[Saved entries]
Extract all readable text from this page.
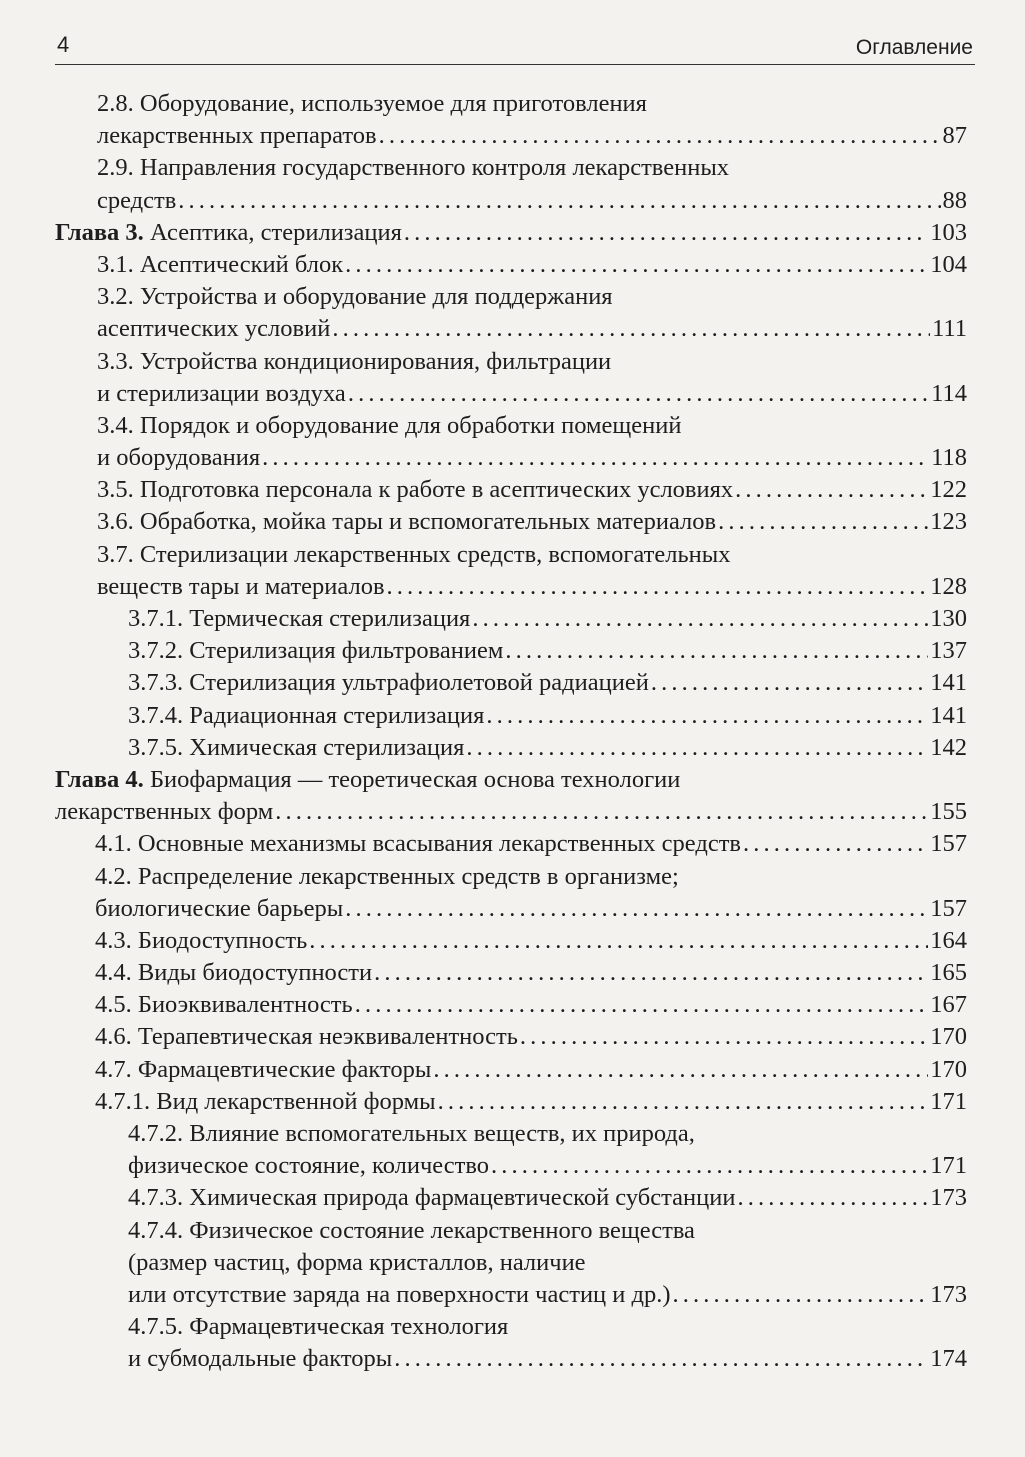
4	Оглавление
2.8. Оборудование, используемое для приготовления
лекарственных препаратов . . .	87
2.9. Направления государственного контроля лекарственных
средств . . .	88
Глава 3. Асептика, стерилизация . . .	103
3.1. Асептический блок . . .	104
3.2. Устройства и оборудование для поддержания
асептических условий . . .	111
3.3. Устройства кондиционирования, фильтрации
и стерилизации воздуха . . .	114
3.4. Порядок и оборудование для обработки помещений
и оборудования . . .	118
3.5. Подготовка персонала к работе в асептических условиях . . .	122
3.6. Обработка, мойка тары и вспомогательных материалов . . .	123
3.7. Стерилизации лекарственных средств, вспомогательных
веществ тары и материалов . . .	128
3.7.1. Термическая стерилизация . . .	130
3.7.2. Стерилизация фильтрованием . . .	137
3.7.3. Стерилизация ультрафиолетовой радиацией . . .	141
3.7.4. Радиационная стерилизация . . .	141
3.7.5. Химическая стерилизация . . .	142
Глава 4. Биофармация — теоретическая основа технологии
лекарственных форм . . .	155
4.1. Основные механизмы всасывания лекарственных средств . . .	157
4.2. Распределение лекарственных средств в организме;
биологические барьеры . . .	157
4.3. Биодоступность . . .	164
4.4. Виды биодоступности . . .	165
4.5. Биоэквивалентность . . .	167
4.6. Терапевтическая неэквивалентность . . .	170
4.7. Фармацевтические факторы . . .	170
4.7.1. Вид лекарственной формы . . .	171
4.7.2. Влияние вспомогательных веществ, их природа,
физическое состояние, количество . . .	171
4.7.3. Химическая природа фармацевтической субстанции . . .	173
4.7.4. Физическое состояние лекарственного вещества
(размер частиц, форма кристаллов, наличие
или отсутствие заряда на поверхности частиц и др.) . . .	173
4.7.5. Фармацевтическая технология
и субмодальные факторы . . .	174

* **To be done**: All of the records above must be copied exactly, except for the pictures.

* **Answer**:
Extract all readable text from this page.
4	Оглавление
2.8. Оборудование, используемое для приготовления
лекарственных препаратов . . .	87
2.9. Направления государственного контроля лекарственных
средств . . .	88
Глава 3. Асептика, стерилизация . . .	103
3.1. Асептический блок . . .	104
3.2. Устройства и оборудование для поддержания
асептических условий . . .	111
3.3. Устройства кондиционирования, фильтрации
и стерилизации воздуха . . .	114
3.4. Порядок и оборудование для обработки помещений
и оборудования . . .	118
3.5. Подготовка персонала к работе в асептических условиях . . .	122
3.6. Обработка, мойка тары и вспомогательных материалов . . .	123
3.7. Стерилизации лекарственных средств, вспомогательных
веществ тары и материалов . . .	128
3.7.1. Термическая стерилизация . . .	130
3.7.2. Стерилизация фильтрованием . . .	137
3.7.3. Стерилизация ультрафиолетовой радиацией . . .	141
3.7.4. Радиационная стерилизация . . .	141
3.7.5. Химическая стерилизация . . .	142
Глава 4. Биофармация — теоретическая основа технологии
лекарственных форм . . .	155
4.1. Основные механизмы всасывания лекарственных средств . . .	157
4.2. Распределение лекарственных средств в организме;
биологические барьеры . . .	157
4.3. Биодоступность . . .	164
4.4. Виды биодоступности . . .	165
4.5. Биоэквивалентность . . .	167
4.6. Терапевтическая неэквивалентность . . .	170
4.7. Фармацевтические факторы . . .	170
4.7.1. Вид лекарственной формы . . .	171
4.7.2. Влияние вспомогательных веществ, их природа,
физическое состояние, количество . . .	171
4.7.3. Химическая природа фармацевтической субстанции . . .	173
4.7.4. Физическое состояние лекарственного вещества
(размер частиц, форма кристаллов, наличие
или отсутствие заряда на поверхности частиц и др.) . . .	173
4.7.5. Фармацевтическая технология
и субмодальные факторы . . .	174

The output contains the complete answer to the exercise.